* [What the exercise asks]: Keep every line where the word "working" appears; drop the rest.

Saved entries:
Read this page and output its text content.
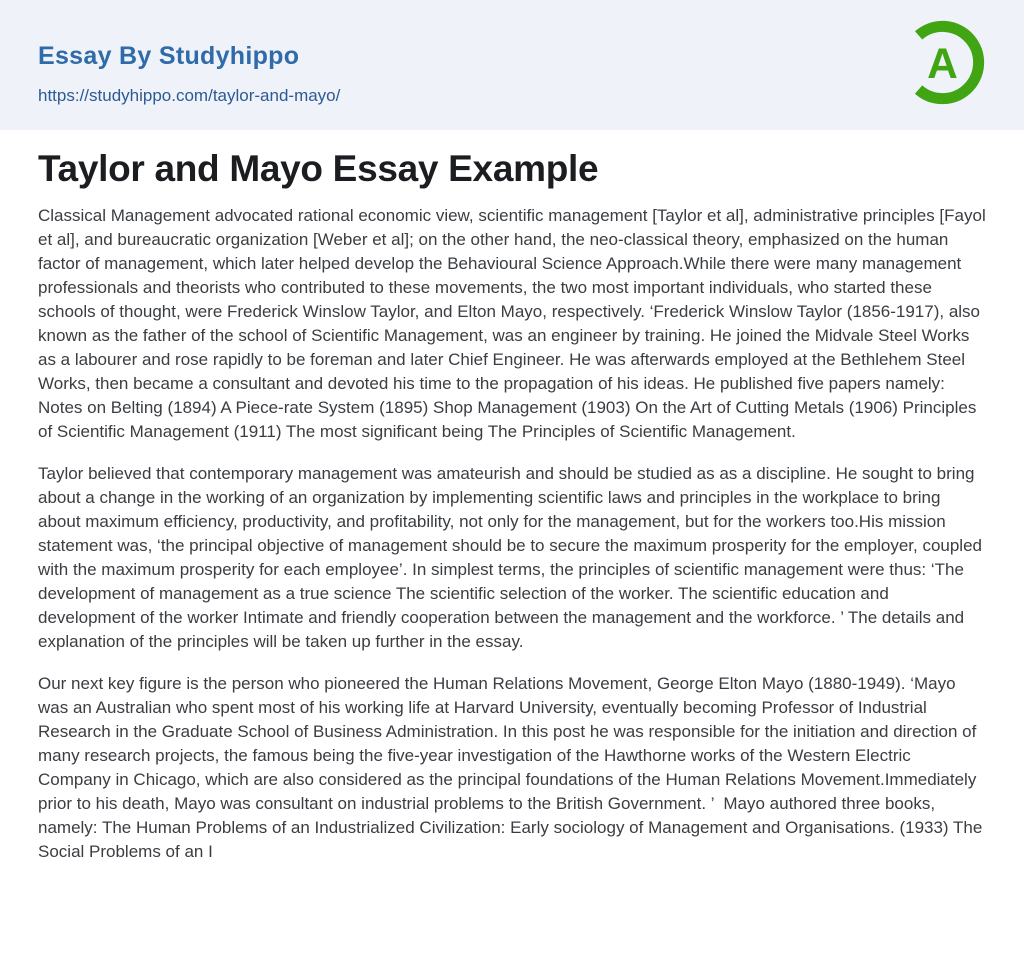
Essay By Studyhippo
https://studyhippo.com/taylor-and-mayo/
A
Taylor and Mayo Essay Example

Classical Management advocated rational economic view, scientific management [Taylor et al], administrative principles [Fayol et al], and bureaucratic organization [Weber et al]; on the other hand, the neo-classical theory, emphasized on the human factor of management, which later helped develop the Behavioural Science Approach.While there were many management professionals and theorists who contributed to these movements, the two most important individuals, who started these schools of thought, were Frederick Winslow Taylor, and Elton Mayo, respectively. ‘Frederick Winslow Taylor (1856-1917), also known as the father of the school of Scientific Management, was an engineer by training. He joined the Midvale Steel Works as a labourer and rose rapidly to be foreman and later Chief Engineer. He was afterwards employed at the Bethlehem Steel Works, then became a consultant and devoted his time to the propagation of his ideas. He published five papers namely: Notes on Belting (1894) A Piece-rate System (1895) Shop Management (1903) On the Art of Cutting Metals (1906) Principles of Scientific Management (1911) The most significant being The Principles of Scientific Management.

Taylor believed that contemporary management was amateurish and should be studied as as a discipline. He sought to bring about a change in the working of an organization by implementing scientific laws and principles in the workplace to bring about maximum efficiency, productivity, and profitability, not only for the management, but for the workers too.His mission statement was, ‘the principal objective of management should be to secure the maximum prosperity for the employer, coupled with the maximum prosperity for each employee’. In simplest terms, the principles of scientific management were thus: ‘The development of management as a true science The scientific selection of the worker. The scientific education and development of the worker Intimate and friendly cooperation between the management and the workforce. ’ The details and explanation of the principles will be taken up further in the essay.

Our next key figure is the person who pioneered the Human Relations Movement, George Elton Mayo (1880-1949). ‘Mayo was an Australian who spent most of his working life at Harvard University, eventually becoming Professor of Industrial Research in the Graduate School of Business Administration. In this post he was responsible for the initiation and direction of many research projects, the famous being the five-year investigation of the Hawthorne works of the Western Electric Company in Chicago, which are also considered as the principal foundations of the Human Relations Movement.Immediately prior to his death, Mayo was consultant on industrial problems to the British Government. ’  Mayo authored three books, namely: The Human Problems of an Industrialized Civilization: Early sociology of Management and Organisations. (1933) The Social Problems of an I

* [Solution to the exercise]:
Taylor believed that contemporary management was amateurish and should be studied as as a discipline. He sought to bring about a change in the working of an organization by implementing scientific laws and principles in the workplace to bring about maximum efficiency, productivity, and profitability, not only for the management, but for the workers too.His mission statement was, ‘the principal objective of management should be to secure the maximum prosperity for the employer, coupled with the maximum prosperity for each employee’. In simplest terms, the principles of scientific management were thus: ‘The development of management as a true science The scientific selection of the worker. The scientific education and development of the worker Intimate and friendly cooperation between the management and the workforce. ’ The details and explanation of the principles will be taken up further in the essay.
Our next key figure is the person who pioneered the Human Relations Movement, George Elton Mayo (1880-1949). ‘Mayo was an Australian who spent most of his working life at Harvard University, eventually becoming Professor of Industrial Research in the Graduate School of Business Administration. In this post he was responsible for the initiation and direction of many research projects, the famous being the five-year investigation of the Hawthorne works of the Western Electric Company in Chicago, which are also considered as the principal foundations of the Human Relations Movement.Immediately prior to his death, Mayo was consultant on industrial problems to the British Government. ’  Mayo authored three books, namely: The Human Problems of an Industrialized Civilization: Early sociology of Management and Organisations. (1933) The Social Problems of an I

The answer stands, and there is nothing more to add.